### The data ###

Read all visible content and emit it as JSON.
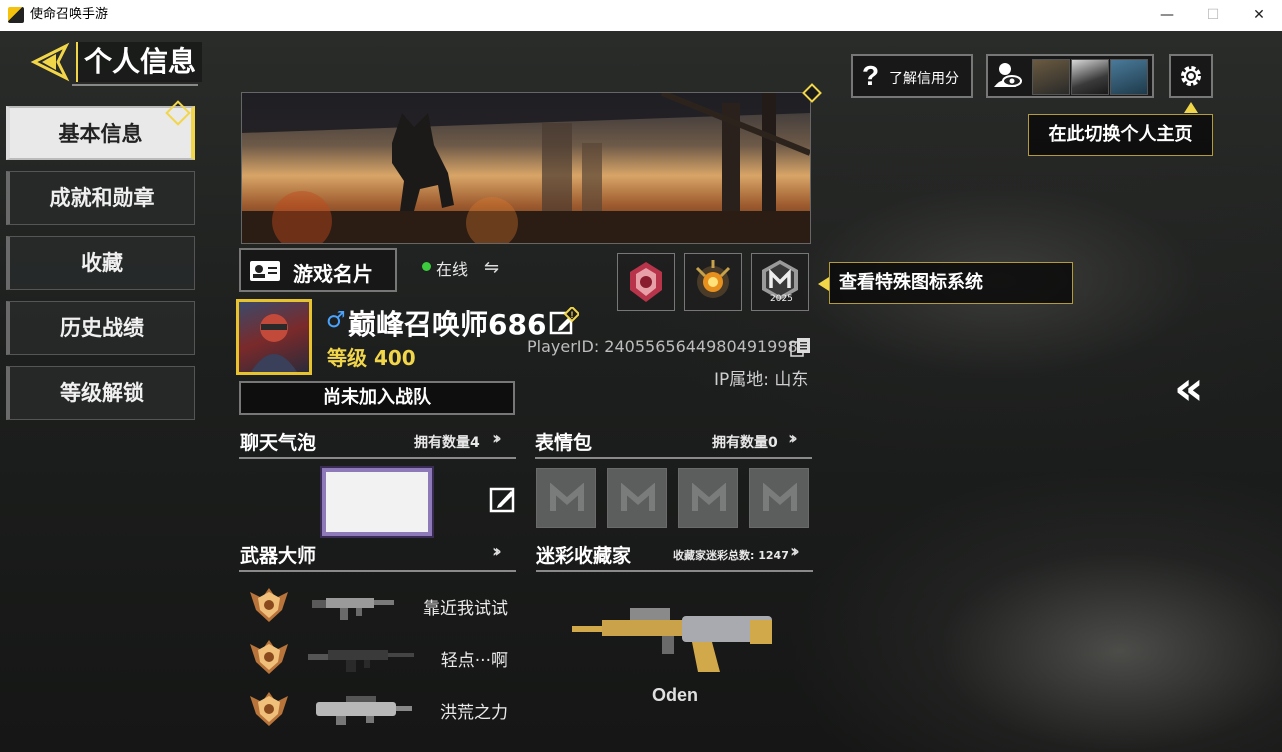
{
  "window": {
    "title": "使命召唤手游",
    "minimize": "—",
    "maximize": "☐",
    "close": "✕"
  },
  "header": {
    "title": "个人信息"
  },
  "nav": {
    "items": [
      {
        "label": "基本信息",
        "active": true
      },
      {
        "label": "成就和勋章",
        "active": false
      },
      {
        "label": "收藏",
        "active": false
      },
      {
        "label": "历史战绩",
        "active": false
      },
      {
        "label": "等级解锁",
        "active": false
      }
    ]
  },
  "top_right": {
    "credit_label": "了解信用分",
    "switch_tip": "在此切换个人主页"
  },
  "card": {
    "button_label": "游戏名片",
    "status": "在线"
  },
  "badges": {
    "tip": "查看特殊图标系统",
    "year_badge": "2025"
  },
  "profile": {
    "name": "巅峰召唤师686",
    "level_label": "等级",
    "level_value": "400",
    "player_id": "PlayerID: 2405565644980491998",
    "ip": "IP属地: 山东",
    "team": "尚未加入战队"
  },
  "sections": {
    "chat_bubble": {
      "title": "聊天气泡",
      "count": "拥有数量4"
    },
    "emotes": {
      "title": "表情包",
      "count": "拥有数量0"
    },
    "weapon_master": {
      "title": "武器大师"
    },
    "camo": {
      "title": "迷彩收藏家",
      "count": "收藏家迷彩总数: 1247"
    }
  },
  "weapons": [
    {
      "name": "靠近我试试"
    },
    {
      "name": "轻点···啊"
    },
    {
      "name": "洪荒之力"
    }
  ],
  "camo_weapon": {
    "name": "Oden"
  },
  "colors": {
    "accent": "#f2d64a",
    "online": "#3ccb3c",
    "gender": "#4aa3ff"
  }
}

###

**To do:** Nothing in the entries should change as you copy them, except that the pictures are left out.

**Written response:**
Read all visible content and emit it as JSON.
{
  "window": {
    "title": "使命召唤手游",
    "minimize": "—",
    "maximize": "☐",
    "close": "✕"
  },
  "header": {
    "title": "个人信息"
  },
  "nav": {
    "items": [
      {
        "label": "基本信息",
        "active": true
      },
      {
        "label": "成就和勋章",
        "active": false
      },
      {
        "label": "收藏",
        "active": false
      },
      {
        "label": "历史战绩",
        "active": false
      },
      {
        "label": "等级解锁",
        "active": false
      }
    ]
  },
  "top_right": {
    "credit_label": "了解信用分",
    "switch_tip": "在此切换个人主页"
  },
  "card": {
    "button_label": "游戏名片",
    "status": "在线"
  },
  "badges": {
    "tip": "查看特殊图标系统",
    "year_badge": "2025"
  },
  "profile": {
    "name": "巅峰召唤师686",
    "level_label": "等级",
    "level_value": "400",
    "player_id": "PlayerID: 2405565644980491998",
    "ip": "IP属地: 山东",
    "team": "尚未加入战队"
  },
  "sections": {
    "chat_bubble": {
      "title": "聊天气泡",
      "count": "拥有数量4"
    },
    "emotes": {
      "title": "表情包",
      "count": "拥有数量0"
    },
    "weapon_master": {
      "title": "武器大师"
    },
    "camo": {
      "title": "迷彩收藏家",
      "count": "收藏家迷彩总数: 1247"
    }
  },
  "weapons": [
    {
      "name": "靠近我试试"
    },
    {
      "name": "轻点···啊"
    },
    {
      "name": "洪荒之力"
    }
  ],
  "camo_weapon": {
    "name": "Oden"
  },
  "colors": {
    "accent": "#f2d64a",
    "online": "#3ccb3c",
    "gender": "#4aa3ff"
  }
}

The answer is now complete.